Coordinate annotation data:

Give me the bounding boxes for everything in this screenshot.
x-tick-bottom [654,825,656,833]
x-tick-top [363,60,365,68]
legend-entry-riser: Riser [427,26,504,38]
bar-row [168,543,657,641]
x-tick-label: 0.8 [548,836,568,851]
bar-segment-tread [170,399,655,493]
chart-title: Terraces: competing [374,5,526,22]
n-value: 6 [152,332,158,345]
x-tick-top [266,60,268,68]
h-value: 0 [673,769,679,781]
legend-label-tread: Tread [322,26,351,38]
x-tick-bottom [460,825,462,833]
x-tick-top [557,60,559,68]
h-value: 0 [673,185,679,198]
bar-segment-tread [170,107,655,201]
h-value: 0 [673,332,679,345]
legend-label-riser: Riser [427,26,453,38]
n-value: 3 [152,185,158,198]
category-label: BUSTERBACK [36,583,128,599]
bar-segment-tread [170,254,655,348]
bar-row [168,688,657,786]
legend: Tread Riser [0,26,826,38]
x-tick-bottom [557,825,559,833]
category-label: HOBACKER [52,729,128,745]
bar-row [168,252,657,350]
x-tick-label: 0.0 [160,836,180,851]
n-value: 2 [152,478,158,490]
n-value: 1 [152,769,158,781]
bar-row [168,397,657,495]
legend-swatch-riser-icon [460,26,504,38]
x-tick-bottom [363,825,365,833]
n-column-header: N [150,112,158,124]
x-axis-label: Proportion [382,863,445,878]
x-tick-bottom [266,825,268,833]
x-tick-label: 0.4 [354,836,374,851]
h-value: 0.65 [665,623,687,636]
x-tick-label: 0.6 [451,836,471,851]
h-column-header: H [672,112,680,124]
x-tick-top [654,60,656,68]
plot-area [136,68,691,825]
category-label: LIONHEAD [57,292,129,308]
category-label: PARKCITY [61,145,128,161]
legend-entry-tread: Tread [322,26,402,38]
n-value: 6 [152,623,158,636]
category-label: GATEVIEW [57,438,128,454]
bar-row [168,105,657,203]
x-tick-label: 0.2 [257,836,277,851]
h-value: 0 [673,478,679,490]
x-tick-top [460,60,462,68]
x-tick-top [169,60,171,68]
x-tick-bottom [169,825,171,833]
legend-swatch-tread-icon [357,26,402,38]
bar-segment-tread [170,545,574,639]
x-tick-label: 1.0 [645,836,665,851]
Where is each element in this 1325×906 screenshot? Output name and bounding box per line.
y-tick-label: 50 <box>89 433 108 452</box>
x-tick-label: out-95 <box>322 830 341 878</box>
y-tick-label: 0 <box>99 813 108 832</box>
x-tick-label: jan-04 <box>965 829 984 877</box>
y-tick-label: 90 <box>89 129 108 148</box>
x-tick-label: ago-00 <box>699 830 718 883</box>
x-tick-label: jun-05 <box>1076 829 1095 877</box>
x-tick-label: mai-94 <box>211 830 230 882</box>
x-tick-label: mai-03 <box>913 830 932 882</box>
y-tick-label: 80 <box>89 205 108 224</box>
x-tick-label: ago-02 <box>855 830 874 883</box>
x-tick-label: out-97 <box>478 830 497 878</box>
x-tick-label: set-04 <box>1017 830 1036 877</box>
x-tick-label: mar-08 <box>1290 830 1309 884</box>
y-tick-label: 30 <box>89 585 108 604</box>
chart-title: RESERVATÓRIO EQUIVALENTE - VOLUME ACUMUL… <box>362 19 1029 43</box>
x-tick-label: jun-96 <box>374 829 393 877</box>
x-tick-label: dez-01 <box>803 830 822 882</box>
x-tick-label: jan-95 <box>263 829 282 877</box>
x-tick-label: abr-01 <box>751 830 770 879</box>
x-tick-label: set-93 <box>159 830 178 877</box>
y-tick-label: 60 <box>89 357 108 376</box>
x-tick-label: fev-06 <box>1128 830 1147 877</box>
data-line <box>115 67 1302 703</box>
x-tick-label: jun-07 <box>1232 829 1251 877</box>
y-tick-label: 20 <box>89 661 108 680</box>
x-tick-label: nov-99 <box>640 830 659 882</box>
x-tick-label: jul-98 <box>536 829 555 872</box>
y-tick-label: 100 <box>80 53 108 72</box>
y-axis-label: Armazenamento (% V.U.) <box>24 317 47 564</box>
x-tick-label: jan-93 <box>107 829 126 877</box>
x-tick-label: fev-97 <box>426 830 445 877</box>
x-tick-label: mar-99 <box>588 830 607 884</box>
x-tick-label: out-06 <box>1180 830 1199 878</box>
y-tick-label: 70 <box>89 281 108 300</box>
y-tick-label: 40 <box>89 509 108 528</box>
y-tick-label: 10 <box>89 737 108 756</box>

** OBJECTIVE **
Reproduce the data verbatim, starting from its first line and ending with the line containing "n-value: 1 [152,769,158,781]", with both of those lines included.

** SOLVED EXERCISE **
Give me the bounding boxes for everything in this screenshot.
x-tick-bottom [654,825,656,833]
x-tick-top [363,60,365,68]
legend-entry-riser: Riser [427,26,504,38]
bar-row [168,543,657,641]
x-tick-label: 0.8 [548,836,568,851]
bar-segment-tread [170,399,655,493]
chart-title: Terraces: competing [374,5,526,22]
n-value: 6 [152,332,158,345]
x-tick-top [266,60,268,68]
h-value: 0 [673,769,679,781]
legend-label-tread: Tread [322,26,351,38]
x-tick-bottom [460,825,462,833]
x-tick-top [557,60,559,68]
h-value: 0 [673,185,679,198]
bar-segment-tread [170,107,655,201]
h-value: 0 [673,332,679,345]
legend-label-riser: Riser [427,26,453,38]
n-value: 3 [152,185,158,198]
category-label: BUSTERBACK [36,583,128,599]
bar-segment-tread [170,254,655,348]
bar-row [168,688,657,786]
legend: Tread Riser [0,26,826,38]
x-tick-bottom [557,825,559,833]
category-label: HOBACKER [52,729,128,745]
bar-row [168,252,657,350]
x-tick-label: 0.0 [160,836,180,851]
n-value: 2 [152,478,158,490]
n-value: 1 [152,769,158,781]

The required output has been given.